__The exercise__. Give every line of the material again, exactly as written.

(Stored data entries)
-- start --
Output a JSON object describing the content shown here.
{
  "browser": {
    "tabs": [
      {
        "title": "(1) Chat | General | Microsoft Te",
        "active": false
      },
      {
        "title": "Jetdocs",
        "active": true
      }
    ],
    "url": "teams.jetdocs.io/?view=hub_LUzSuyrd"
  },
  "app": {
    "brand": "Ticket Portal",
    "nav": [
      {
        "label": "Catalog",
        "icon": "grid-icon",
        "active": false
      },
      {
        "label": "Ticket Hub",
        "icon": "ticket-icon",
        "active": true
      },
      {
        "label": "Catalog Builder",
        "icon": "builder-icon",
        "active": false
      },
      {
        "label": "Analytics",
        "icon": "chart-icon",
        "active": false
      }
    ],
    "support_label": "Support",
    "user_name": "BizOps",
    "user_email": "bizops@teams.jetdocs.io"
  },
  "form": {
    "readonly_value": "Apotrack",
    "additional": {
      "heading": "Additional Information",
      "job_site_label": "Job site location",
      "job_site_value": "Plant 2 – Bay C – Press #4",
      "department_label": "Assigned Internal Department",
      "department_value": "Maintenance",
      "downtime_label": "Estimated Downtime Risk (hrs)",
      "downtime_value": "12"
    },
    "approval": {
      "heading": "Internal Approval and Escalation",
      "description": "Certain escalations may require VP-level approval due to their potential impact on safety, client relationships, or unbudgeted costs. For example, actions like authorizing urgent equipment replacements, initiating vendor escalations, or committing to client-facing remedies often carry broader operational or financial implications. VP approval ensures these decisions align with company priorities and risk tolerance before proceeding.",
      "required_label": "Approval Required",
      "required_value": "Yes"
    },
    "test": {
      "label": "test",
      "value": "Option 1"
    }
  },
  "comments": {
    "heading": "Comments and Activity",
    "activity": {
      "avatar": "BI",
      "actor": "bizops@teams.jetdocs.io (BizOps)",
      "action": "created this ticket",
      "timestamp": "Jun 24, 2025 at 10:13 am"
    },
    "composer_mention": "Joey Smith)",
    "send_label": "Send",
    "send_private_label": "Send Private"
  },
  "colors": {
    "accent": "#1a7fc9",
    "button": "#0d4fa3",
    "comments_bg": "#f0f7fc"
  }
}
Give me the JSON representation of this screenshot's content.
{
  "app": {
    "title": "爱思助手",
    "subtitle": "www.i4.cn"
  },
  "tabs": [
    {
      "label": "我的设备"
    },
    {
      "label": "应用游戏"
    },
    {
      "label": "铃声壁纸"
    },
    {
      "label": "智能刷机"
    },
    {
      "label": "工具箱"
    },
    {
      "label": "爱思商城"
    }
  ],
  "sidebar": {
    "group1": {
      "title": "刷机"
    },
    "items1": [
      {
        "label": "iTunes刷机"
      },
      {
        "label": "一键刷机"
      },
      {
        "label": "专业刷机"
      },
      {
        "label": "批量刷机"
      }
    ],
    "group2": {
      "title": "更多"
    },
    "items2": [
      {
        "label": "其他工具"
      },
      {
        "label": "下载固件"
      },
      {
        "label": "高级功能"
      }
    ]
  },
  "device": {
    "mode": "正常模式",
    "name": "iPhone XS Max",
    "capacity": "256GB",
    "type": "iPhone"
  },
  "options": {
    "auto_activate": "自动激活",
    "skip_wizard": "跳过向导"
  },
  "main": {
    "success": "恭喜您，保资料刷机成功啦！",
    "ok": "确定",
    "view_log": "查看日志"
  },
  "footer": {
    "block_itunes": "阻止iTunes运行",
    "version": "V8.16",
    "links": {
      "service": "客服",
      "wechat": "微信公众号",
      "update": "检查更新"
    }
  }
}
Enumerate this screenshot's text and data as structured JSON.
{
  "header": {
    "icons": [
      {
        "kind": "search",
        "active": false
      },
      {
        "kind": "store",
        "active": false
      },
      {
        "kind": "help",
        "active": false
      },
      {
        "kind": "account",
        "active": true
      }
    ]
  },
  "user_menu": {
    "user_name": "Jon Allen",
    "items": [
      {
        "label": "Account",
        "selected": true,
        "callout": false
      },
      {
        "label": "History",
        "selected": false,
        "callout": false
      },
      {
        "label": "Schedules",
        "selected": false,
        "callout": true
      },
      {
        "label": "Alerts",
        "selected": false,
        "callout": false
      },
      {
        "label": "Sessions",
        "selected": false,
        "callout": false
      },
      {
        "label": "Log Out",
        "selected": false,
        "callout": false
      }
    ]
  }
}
-- end --
__Task result__.
Output a JSON object describing the content shown here.
{
  "browser": {
    "tabs": [
      {
        "title": "(1) Chat | General | Microsoft Te",
        "active": false
      },
      {
        "title": "Jetdocs",
        "active": true
      }
    ],
    "url": "teams.jetdocs.io/?view=hub_LUzSuyrd"
  },
  "app": {
    "brand": "Ticket Portal",
    "nav": [
      {
        "label": "Catalog",
        "icon": "grid-icon",
        "active": false
      },
      {
        "label": "Ticket Hub",
        "icon": "ticket-icon",
        "active": true
      },
      {
        "label": "Catalog Builder",
        "icon": "builder-icon",
        "active": false
      },
      {
        "label": "Analytics",
        "icon": "chart-icon",
        "active": false
      }
    ],
    "support_label": "Support",
    "user_name": "BizOps",
    "user_email": "bizops@teams.jetdocs.io"
  },
  "form": {
    "readonly_value": "Apotrack",
    "additional": {
      "heading": "Additional Information",
      "job_site_label": "Job site location",
      "job_site_value": "Plant 2 – Bay C – Press #4",
      "department_label": "Assigned Internal Department",
      "department_value": "Maintenance",
      "downtime_label": "Estimated Downtime Risk (hrs)",
      "downtime_value": "12"
    },
    "approval": {
      "heading": "Internal Approval and Escalation",
      "description": "Certain escalations may require VP-level approval due to their potential impact on safety, client relationships, or unbudgeted costs. For example, actions like authorizing urgent equipment replacements, initiating vendor escalations, or committing to client-facing remedies often carry broader operational or financial implications. VP approval ensures these decisions align with company priorities and risk tolerance before proceeding.",
      "required_label": "Approval Required",
      "required_value": "Yes"
    },
    "test": {
      "label": "test",
      "value": "Option 1"
    }
  },
  "comments": {
    "heading": "Comments and Activity",
    "activity": {
      "avatar": "BI",
      "actor": "bizops@teams.jetdocs.io (BizOps)",
      "action": "created this ticket",
      "timestamp": "Jun 24, 2025 at 10:13 am"
    },
    "composer_mention": "Joey Smith)",
    "send_label": "Send",
    "send_private_label": "Send Private"
  },
  "colors": {
    "accent": "#1a7fc9",
    "button": "#0d4fa3",
    "comments_bg": "#f0f7fc"
  }
}
Give me the JSON representation of this screenshot's content.
{
  "app": {
    "title": "爱思助手",
    "subtitle": "www.i4.cn"
  },
  "tabs": [
    {
      "label": "我的设备"
    },
    {
      "label": "应用游戏"
    },
    {
      "label": "铃声壁纸"
    },
    {
      "label": "智能刷机"
    },
    {
      "label": "工具箱"
    },
    {
      "label": "爱思商城"
    }
  ],
  "sidebar": {
    "group1": {
      "title": "刷机"
    },
    "items1": [
      {
        "label": "iTunes刷机"
      },
      {
        "label": "一键刷机"
      },
      {
        "label": "专业刷机"
      },
      {
        "label": "批量刷机"
      }
    ],
    "group2": {
      "title": "更多"
    },
    "items2": [
      {
        "label": "其他工具"
      },
      {
        "label": "下载固件"
      },
      {
        "label": "高级功能"
      }
    ]
  },
  "device": {
    "mode": "正常模式",
    "name": "iPhone XS Max",
    "capacity": "256GB",
    "type": "iPhone"
  },
  "options": {
    "auto_activate": "自动激活",
    "skip_wizard": "跳过向导"
  },
  "main": {
    "success": "恭喜您，保资料刷机成功啦！",
    "ok": "确定",
    "view_log": "查看日志"
  },
  "footer": {
    "block_itunes": "阻止iTunes运行",
    "version": "V8.16",
    "links": {
      "service": "客服",
      "wechat": "微信公众号",
      "update": "检查更新"
    }
  }
}
Enumerate this screenshot's text and data as structured JSON.
{
  "header": {
    "icons": [
      {
        "kind": "search",
        "active": false
      },
      {
        "kind": "store",
        "active": false
      },
      {
        "kind": "help",
        "active": false
      },
      {
        "kind": "account",
        "active": true
      }
    ]
  },
  "user_menu": {
    "user_name": "Jon Allen",
    "items": [
      {
        "label": "Account",
        "selected": true,
        "callout": false
      },
      {
        "label": "History",
        "selected": false,
        "callout": false
      },
      {
        "label": "Schedules",
        "selected": false,
        "callout": true
      },
      {
        "label": "Alerts",
        "selected": false,
        "callout": false
      },
      {
        "label": "Sessions",
        "selected": false,
        "callout": false
      },
      {
        "label": "Log Out",
        "selected": false,
        "callout": false
      }
    ]
  }
}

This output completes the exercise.